**EXTRAIT DU DOCUMENT**:
════

2) Le rapport à la réussite et à l'argent, qui sont mêlés un peu maladroitement. C'est ce dont parle Glover : le film parle d'accomplissement de soi et une des conséquences de la modification du cours du temps par Marty est que ses parents sont plus heureux à la fin du film. La cause affichée, c'est que le père s'est finalement décidé à écrire ses livres de SF, c'est un winner, il est mieux dans sa peau (car il colle des mandales maintenant, et Biff est devenu son larbin). Mais ce qu'on voit, c'est une famille de nouveaux riches où tout est censé aller mieux parce qu'ils ont du pognon. Le frère de Marty en particulier n'est pas montré comme plus heureux, il est juste en costard-cravate et prêt à aller au bureau alors qu'avant, ce n'était qu'un employé de fast food. La récompense finale pour Marty n'est pas seulement de voir ses parents "amoureux" (son père donne une tape sur les fesses de sa mère, elle glousse), c'est de découvrir qu'ils lui ont offert le 4x4 flambant neuf de ses rêves ! Bref, on croirait la représentation mentale d'un enfant de 5 ans, qui attend son cadeau de noël avec envie mais incapable d'intégrer des émotions adultes dans son imaginaire.





3) le rapport à la mort. C'est peut-être le reproche le moins évident a priori et celui qui me gêne le plus. L'autre grand enjeu du film hormis la survie de Marty par la préservation du couple de ses parents, et on l'oublie trop souvent car c'est une comédie, c'est pour Marty de faire en sorte d'éviter la mort de Doc qui intervient au début du film. Doc se fait en effet abattre par des terroristes lybiens montrés de manière très caricaturale (là encore on retrouve une imagerie enfantine), et Marty, dans son voyage en 1955, va tenter de prévenir le jeune Doc du danger qu'il court en 1985. Marty est un personnage d'enfant, volontaire mais vierge de toute éthique, qui veut pouvoir modifier la course du temps comme bon lui semble, au service de ses intérêts propres. Doc, au contraire, est un personnage d'adulte, dans le sens où il pose des limites dans son utilisation du voyage dans le temps. Le Doc de 1955 se refuse à connaître son propre futur, c'est pour lui une question de principe, car dit-il, connaître son propre futur risquerait de briser le continuum spatio-temporel et de causer la destruction de l'univers (sic). Il déchire donc la lettre de Marty où celui-ci essaye de le prévenir. Or, si on croit à la fin du film que Marty arrive trop tard pour sauver Doc et que celui-ci se fait bel et bien tuer, on découvre finalement que Doc est vivant grâce au gilet pare-balles qu'il a revêtu. Il a en effet décidé de recoller et lire la lettre de Marty, et donc de revenir sur ses principes. Marty lui demande alors "et toutes ces histoires sur le fait de ne pas connaître son futur ?", Doc répond "je me suis dit, on s'en balance", réplique étrange qui a du mal à cacher l'incongruité de ce revirement pour le moins individualiste et irresponsable.

════

**DONNÉES FOURNIES**:
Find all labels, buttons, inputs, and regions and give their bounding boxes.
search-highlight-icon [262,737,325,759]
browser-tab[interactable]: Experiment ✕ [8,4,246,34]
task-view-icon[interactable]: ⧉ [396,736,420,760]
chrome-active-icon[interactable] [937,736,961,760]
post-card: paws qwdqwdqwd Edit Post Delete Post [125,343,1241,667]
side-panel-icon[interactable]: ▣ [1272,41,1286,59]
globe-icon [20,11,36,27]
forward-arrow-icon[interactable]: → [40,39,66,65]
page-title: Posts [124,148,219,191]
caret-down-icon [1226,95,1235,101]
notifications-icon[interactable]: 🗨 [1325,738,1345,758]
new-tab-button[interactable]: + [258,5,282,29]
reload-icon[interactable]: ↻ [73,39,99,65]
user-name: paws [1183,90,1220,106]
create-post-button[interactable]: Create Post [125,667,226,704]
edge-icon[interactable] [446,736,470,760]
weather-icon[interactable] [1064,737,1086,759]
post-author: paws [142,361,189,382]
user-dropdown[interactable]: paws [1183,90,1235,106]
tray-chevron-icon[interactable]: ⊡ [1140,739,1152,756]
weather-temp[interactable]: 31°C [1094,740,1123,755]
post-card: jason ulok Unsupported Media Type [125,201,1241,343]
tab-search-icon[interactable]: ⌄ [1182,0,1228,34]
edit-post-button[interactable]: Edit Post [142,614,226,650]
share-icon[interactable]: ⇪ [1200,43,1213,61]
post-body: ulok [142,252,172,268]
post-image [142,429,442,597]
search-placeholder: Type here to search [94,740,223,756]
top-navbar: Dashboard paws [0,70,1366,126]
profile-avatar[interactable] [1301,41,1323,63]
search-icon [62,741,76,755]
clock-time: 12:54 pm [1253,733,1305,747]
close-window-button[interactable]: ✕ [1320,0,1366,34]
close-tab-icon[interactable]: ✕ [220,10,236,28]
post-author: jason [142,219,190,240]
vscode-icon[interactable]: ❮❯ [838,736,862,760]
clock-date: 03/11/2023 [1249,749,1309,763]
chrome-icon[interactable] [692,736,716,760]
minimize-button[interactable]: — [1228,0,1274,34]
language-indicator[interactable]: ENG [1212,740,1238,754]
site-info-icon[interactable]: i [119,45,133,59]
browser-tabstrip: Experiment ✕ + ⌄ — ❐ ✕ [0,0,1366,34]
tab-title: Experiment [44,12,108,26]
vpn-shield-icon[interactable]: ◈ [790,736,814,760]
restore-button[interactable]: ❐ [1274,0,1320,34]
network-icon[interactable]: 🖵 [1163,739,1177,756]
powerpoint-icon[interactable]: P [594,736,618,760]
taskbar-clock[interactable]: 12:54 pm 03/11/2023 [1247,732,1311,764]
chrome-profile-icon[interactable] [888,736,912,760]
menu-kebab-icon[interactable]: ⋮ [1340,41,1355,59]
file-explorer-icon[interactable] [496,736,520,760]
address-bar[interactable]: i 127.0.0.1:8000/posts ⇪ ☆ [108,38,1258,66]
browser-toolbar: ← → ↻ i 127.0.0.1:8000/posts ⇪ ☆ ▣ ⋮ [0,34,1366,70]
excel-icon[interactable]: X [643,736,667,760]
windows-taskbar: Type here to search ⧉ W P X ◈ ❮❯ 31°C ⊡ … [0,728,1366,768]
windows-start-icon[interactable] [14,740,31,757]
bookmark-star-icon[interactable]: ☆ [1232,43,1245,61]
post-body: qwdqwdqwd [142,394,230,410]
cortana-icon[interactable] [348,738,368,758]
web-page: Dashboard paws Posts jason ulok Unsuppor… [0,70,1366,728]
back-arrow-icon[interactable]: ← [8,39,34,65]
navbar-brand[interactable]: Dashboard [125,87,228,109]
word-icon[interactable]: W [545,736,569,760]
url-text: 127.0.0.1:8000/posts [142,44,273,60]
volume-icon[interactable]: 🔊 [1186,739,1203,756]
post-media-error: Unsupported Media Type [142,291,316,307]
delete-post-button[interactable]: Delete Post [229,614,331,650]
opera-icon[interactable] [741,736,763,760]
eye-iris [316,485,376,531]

════

**TRAVAIL DEMANDÉ**:
[a] D'après la critique de film, qu'est-ce qui permet à Doc de survivre aux tirs ?
[b] Poursuivez la critique de film en reprenant après sa dernière phrase.

**RÉPONSES ATTENDUES**:
[a] Le gilet pare-balles qu'il a revêtu.

[b]
Le film évacue ainsi toute idée de fatalité et fait du voyage dans le temps un moyen non seulement de réaliser tous les fantasmes, comme changer de vie et devenir riche, mais aussi de briser l'interdit de l'inceste maternel et de nier la mort. Et de s'en amuser. Un point de vue encore une fois très immature, un point de vue d'enfant qui pense que tout est possible...

Il y aurait donc largement de quoi accuser le film de véhiculer une philosophie tendacieuse. Rien d'étonnant de la part de Zemeckis dont les films ont toujours un arrière-goût politique étrange (on pourra reparler de Forrest Gump), on évitera à ce propos de développer la vision que donne le film des Noirs. Mais ne nous éloignons pas du sujet. Ma question première était : pourquoi aimons-nous Retour vers le Futur, une question qui devient d'autant plus pertinente une fois qu'on a relevé tous les travers du film.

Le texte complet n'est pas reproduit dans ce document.